RECORD EXCERPTS:
----------

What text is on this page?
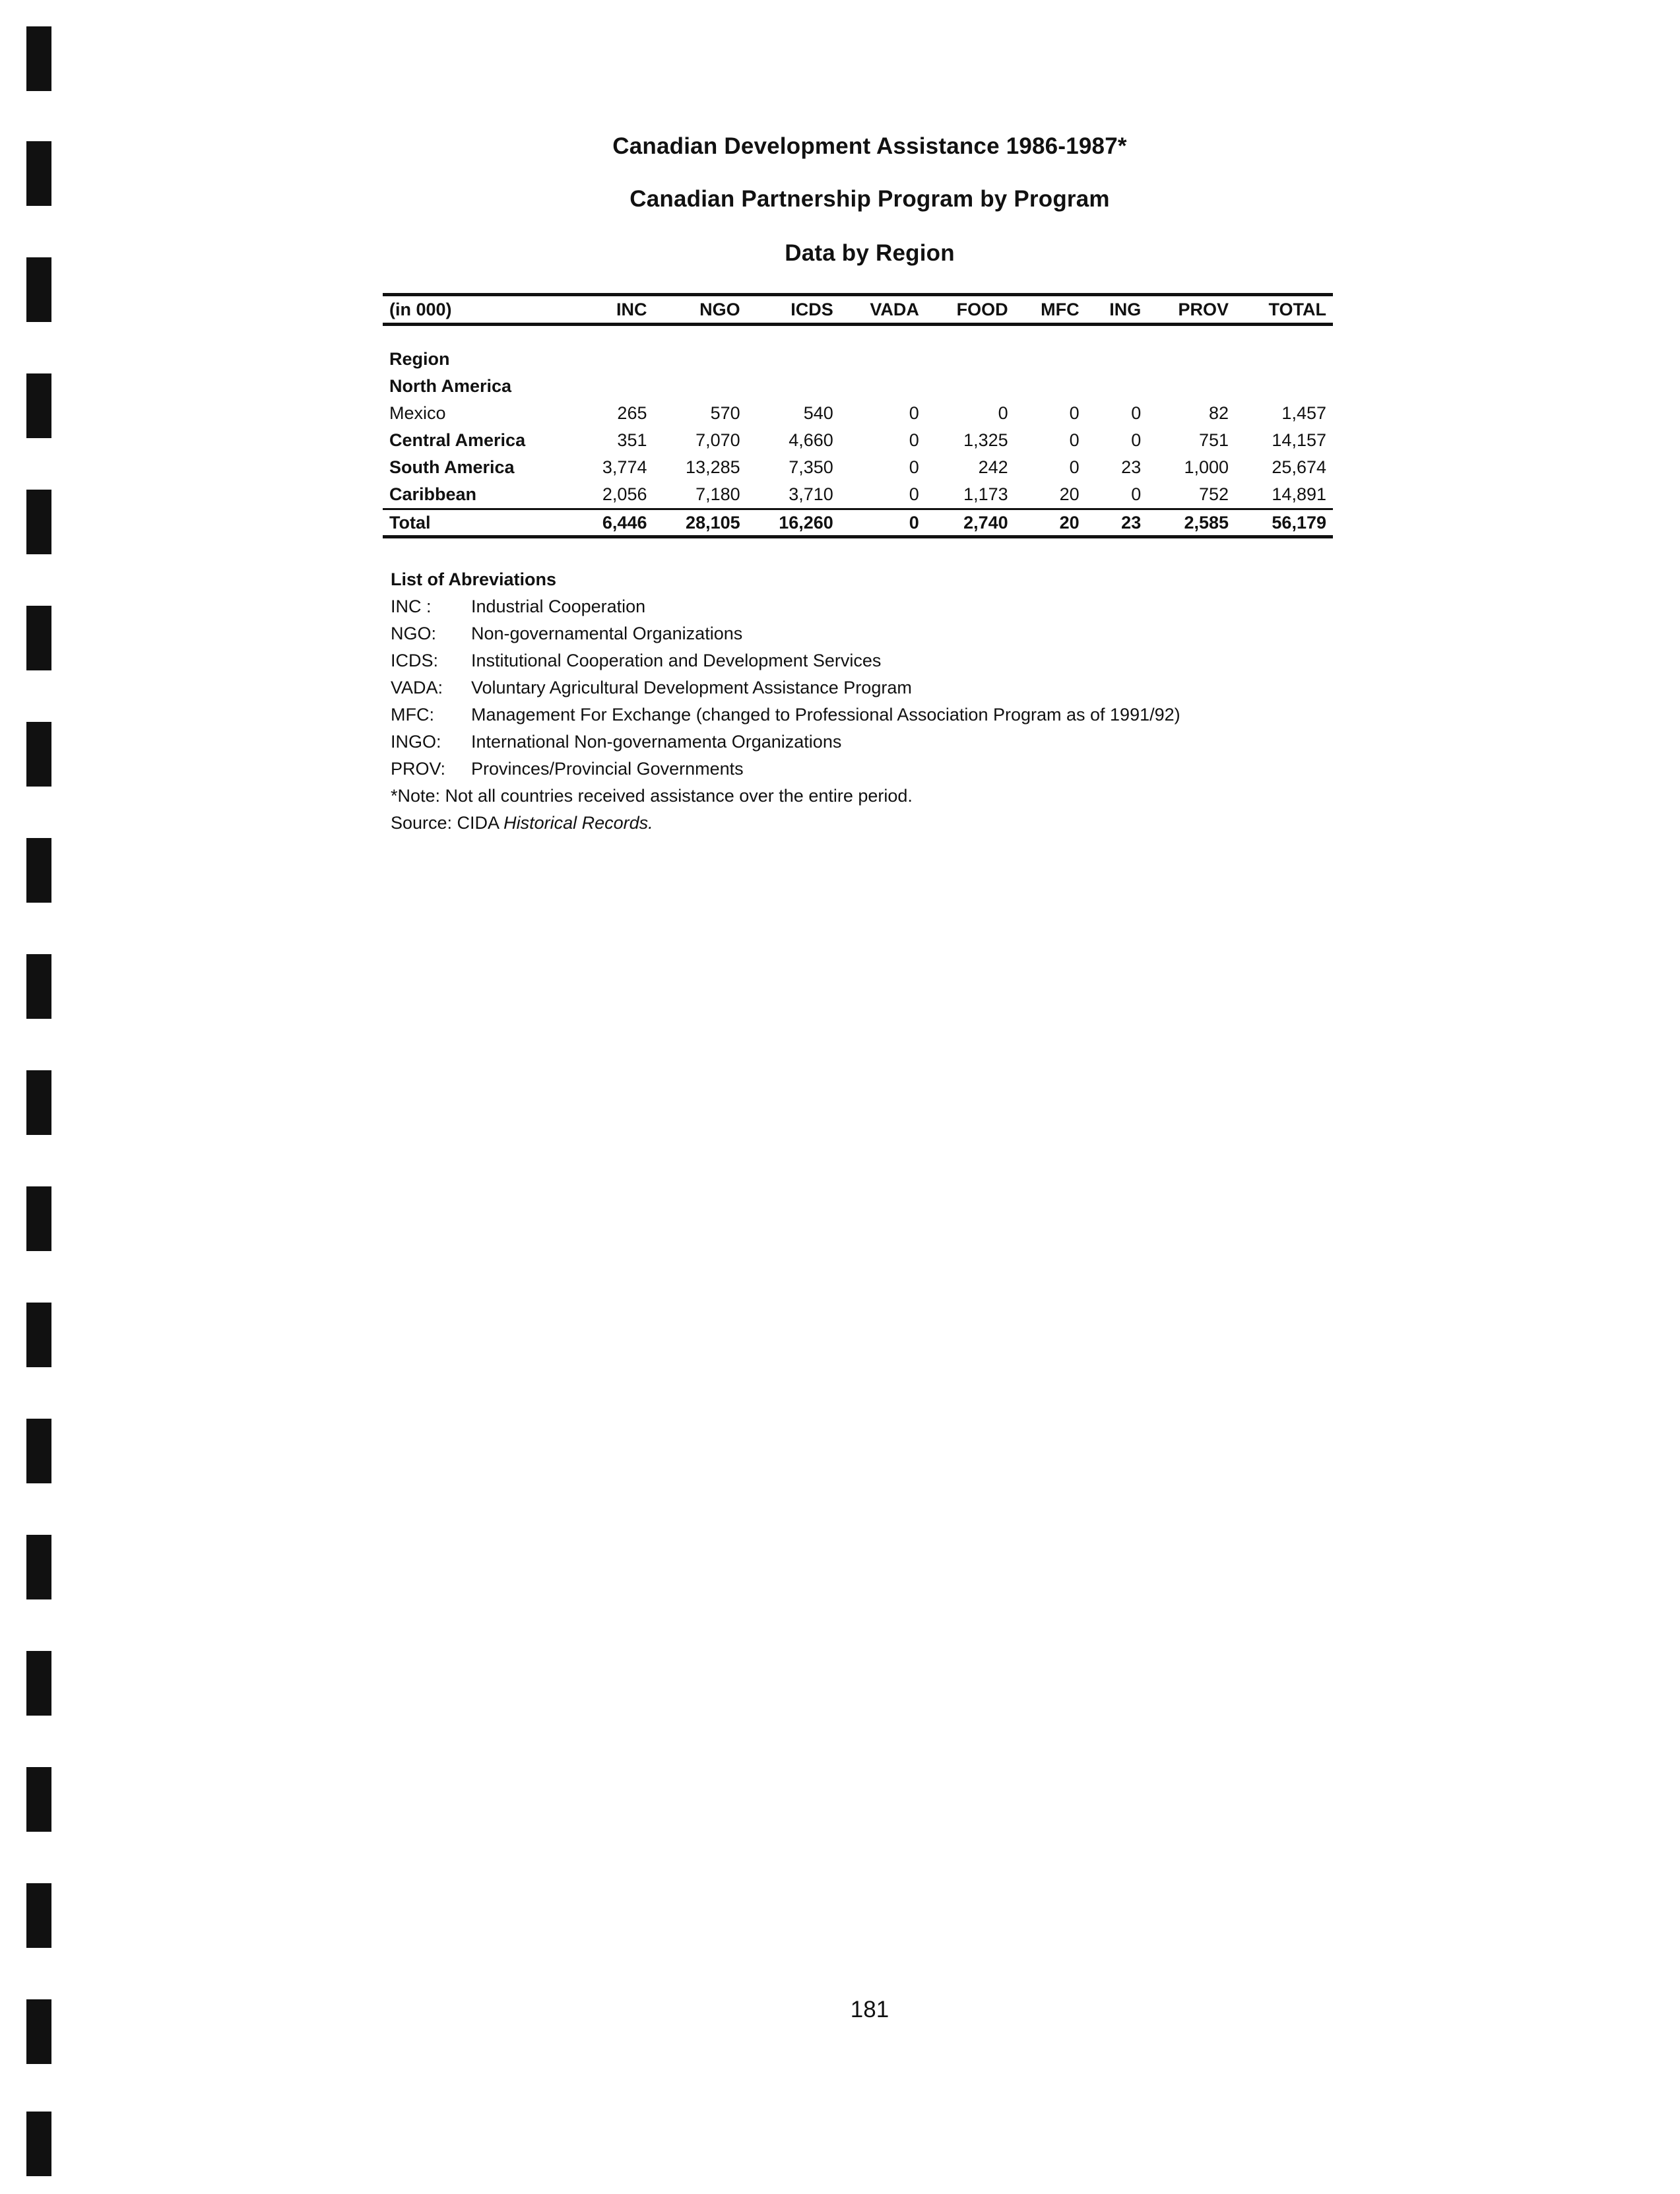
Canadian Development Assistance 1986-1987*
Canadian Partnership Program by Program
Data by Region
(in 000)	INC	NGO	ICDS	VADA	FOOD	MFC	ING	PROV	TOTAL

Region									
North America									
Mexico	265	570	540	0	0	0	0	82	1,457
Central America	351	7,070	4,660	0	1,325	0	0	751	14,157
South America	3,774	13,285	7,350	0	242	0	23	1,000	25,674
Caribbean	2,056	7,180	3,710	0	1,173	20	0	752	14,891
Total	6,446	28,105	16,260	0	2,740	20	23	2,585	56,179
List of Abreviations
INC :	Industrial Cooperation
NGO:	Non-governamental Organizations
ICDS:	Institutional Cooperation and Development Services
VADA:	Voluntary Agricultural Development Assistance Program
MFC:	Management For Exchange (changed to Professional Association Program as of 1991/92)
INGO:	International Non-governamenta Organizations
PROV:	Provinces/Provincial Governments
*Note: Not all countries received assistance over the entire period.
Source: CIDA Historical Records.
181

----------

EXERCISE:
Repeat each entry precisely as it appears. Leave the pictures out.

TASK SOLUTION:
What text is on this page?
Canadian Development Assistance 1986-1987*
Canadian Partnership Program by Program
Data by Region
(in 000)	INC	NGO	ICDS	VADA	FOOD	MFC	ING	PROV	TOTAL

Region									
North America									
Mexico	265	570	540	0	0	0	0	82	1,457
Central America	351	7,070	4,660	0	1,325	0	0	751	14,157
South America	3,774	13,285	7,350	0	242	0	23	1,000	25,674
Caribbean	2,056	7,180	3,710	0	1,173	20	0	752	14,891
Total	6,446	28,105	16,260	0	2,740	20	23	2,585	56,179
List of Abreviations
INC :	Industrial Cooperation
NGO:	Non-governamental Organizations
ICDS:	Institutional Cooperation and Development Services
VADA:	Voluntary Agricultural Development Assistance Program
MFC:	Management For Exchange (changed to Professional Association Program as of 1991/92)
INGO:	International Non-governamenta Organizations
PROV:	Provinces/Provincial Governments
*Note: Not all countries received assistance over the entire period.
Source: CIDA Historical Records.
181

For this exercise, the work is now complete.